Ihre Aufgabe
Schreiben Sie alles vom Anfang der Einträge bis einschließlich der Zeile mit „owner: root bbox=[176, 653, 208, 668]“ wortgetreu ab.

Einträge des Datensatzes
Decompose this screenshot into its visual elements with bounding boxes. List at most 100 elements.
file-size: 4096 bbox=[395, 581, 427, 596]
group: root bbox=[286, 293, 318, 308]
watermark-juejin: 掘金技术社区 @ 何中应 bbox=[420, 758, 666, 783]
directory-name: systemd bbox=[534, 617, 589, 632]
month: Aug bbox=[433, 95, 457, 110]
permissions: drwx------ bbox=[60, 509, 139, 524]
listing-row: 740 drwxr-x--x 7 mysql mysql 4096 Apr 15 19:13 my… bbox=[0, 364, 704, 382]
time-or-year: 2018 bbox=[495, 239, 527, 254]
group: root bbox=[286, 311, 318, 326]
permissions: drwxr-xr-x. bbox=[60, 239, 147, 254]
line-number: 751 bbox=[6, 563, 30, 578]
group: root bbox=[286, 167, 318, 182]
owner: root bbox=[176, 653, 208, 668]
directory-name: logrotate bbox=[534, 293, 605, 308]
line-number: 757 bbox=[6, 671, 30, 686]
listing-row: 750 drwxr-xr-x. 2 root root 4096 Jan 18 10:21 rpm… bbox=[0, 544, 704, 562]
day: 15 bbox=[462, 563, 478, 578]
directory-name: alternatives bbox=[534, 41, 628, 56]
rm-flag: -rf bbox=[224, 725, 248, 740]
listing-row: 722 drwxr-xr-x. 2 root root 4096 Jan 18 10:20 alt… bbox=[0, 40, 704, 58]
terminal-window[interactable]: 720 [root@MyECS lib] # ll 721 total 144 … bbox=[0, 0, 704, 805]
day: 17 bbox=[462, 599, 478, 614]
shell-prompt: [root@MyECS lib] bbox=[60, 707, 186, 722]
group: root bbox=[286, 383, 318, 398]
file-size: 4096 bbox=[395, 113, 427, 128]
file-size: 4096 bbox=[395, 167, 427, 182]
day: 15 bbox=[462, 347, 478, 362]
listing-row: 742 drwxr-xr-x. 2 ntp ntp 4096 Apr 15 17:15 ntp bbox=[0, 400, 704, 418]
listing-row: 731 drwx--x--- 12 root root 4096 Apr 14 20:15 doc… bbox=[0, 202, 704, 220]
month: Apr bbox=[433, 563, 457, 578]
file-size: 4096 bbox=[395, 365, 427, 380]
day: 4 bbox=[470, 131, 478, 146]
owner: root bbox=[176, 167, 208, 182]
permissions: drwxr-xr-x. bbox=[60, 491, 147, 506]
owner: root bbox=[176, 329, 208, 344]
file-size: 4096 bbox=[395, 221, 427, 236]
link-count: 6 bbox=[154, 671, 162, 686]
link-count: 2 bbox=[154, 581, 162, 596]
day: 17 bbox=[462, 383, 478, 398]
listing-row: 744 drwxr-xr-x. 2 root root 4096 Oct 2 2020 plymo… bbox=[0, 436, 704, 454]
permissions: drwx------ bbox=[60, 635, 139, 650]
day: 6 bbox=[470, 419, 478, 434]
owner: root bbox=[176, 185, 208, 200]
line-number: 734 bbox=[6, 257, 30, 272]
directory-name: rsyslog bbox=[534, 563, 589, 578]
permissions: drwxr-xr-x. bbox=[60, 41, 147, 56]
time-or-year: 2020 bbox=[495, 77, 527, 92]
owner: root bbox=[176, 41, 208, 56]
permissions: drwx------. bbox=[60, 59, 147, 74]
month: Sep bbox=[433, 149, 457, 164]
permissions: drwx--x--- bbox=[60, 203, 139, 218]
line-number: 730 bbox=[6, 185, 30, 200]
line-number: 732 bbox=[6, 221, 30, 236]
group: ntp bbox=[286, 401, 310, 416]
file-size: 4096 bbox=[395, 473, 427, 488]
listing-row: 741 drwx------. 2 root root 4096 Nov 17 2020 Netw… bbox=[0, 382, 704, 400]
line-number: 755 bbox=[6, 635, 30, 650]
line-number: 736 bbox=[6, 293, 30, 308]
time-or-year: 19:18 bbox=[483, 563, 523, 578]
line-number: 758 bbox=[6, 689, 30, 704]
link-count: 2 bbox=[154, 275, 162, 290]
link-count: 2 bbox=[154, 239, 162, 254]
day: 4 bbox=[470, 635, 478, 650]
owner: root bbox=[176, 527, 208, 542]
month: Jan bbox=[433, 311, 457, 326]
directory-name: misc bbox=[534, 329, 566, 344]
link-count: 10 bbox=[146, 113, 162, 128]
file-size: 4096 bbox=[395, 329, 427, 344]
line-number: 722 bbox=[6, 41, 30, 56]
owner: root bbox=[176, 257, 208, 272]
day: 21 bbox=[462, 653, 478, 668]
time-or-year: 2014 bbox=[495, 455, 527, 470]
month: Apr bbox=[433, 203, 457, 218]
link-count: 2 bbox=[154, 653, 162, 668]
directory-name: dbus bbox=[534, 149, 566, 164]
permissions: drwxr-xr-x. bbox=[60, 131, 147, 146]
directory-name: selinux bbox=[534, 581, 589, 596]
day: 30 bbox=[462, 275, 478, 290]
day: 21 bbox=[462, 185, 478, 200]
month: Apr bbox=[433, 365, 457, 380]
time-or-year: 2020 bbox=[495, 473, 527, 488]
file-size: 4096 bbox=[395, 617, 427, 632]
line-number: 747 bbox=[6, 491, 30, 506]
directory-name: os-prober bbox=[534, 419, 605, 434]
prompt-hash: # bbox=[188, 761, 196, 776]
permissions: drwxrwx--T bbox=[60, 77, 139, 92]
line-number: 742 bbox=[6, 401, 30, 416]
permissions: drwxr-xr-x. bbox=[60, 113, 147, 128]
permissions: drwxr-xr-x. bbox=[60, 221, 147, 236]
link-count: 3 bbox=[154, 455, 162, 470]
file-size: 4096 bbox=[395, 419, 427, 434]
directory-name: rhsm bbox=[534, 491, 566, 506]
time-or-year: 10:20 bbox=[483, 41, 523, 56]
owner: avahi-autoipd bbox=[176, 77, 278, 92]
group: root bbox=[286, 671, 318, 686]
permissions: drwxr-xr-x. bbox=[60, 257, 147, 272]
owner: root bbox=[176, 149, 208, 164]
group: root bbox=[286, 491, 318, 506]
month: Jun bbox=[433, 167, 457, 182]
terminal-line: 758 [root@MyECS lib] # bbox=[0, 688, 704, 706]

Ergebnis der Übung
Decompose this screenshot into its visual elements with bounding boxes. List at most 100 elements.
file-size: 4096 bbox=[395, 581, 427, 596]
group: root bbox=[286, 293, 318, 308]
watermark-juejin: 掘金技术社区 @ 何中应 bbox=[420, 758, 666, 783]
directory-name: systemd bbox=[534, 617, 589, 632]
month: Aug bbox=[433, 95, 457, 110]
permissions: drwx------ bbox=[60, 509, 139, 524]
listing-row: 740 drwxr-x--x 7 mysql mysql 4096 Apr 15 19:13 my… bbox=[0, 364, 704, 382]
time-or-year: 2018 bbox=[495, 239, 527, 254]
group: root bbox=[286, 311, 318, 326]
permissions: drwxr-xr-x. bbox=[60, 239, 147, 254]
line-number: 751 bbox=[6, 563, 30, 578]
group: root bbox=[286, 167, 318, 182]
owner: root bbox=[176, 653, 208, 668]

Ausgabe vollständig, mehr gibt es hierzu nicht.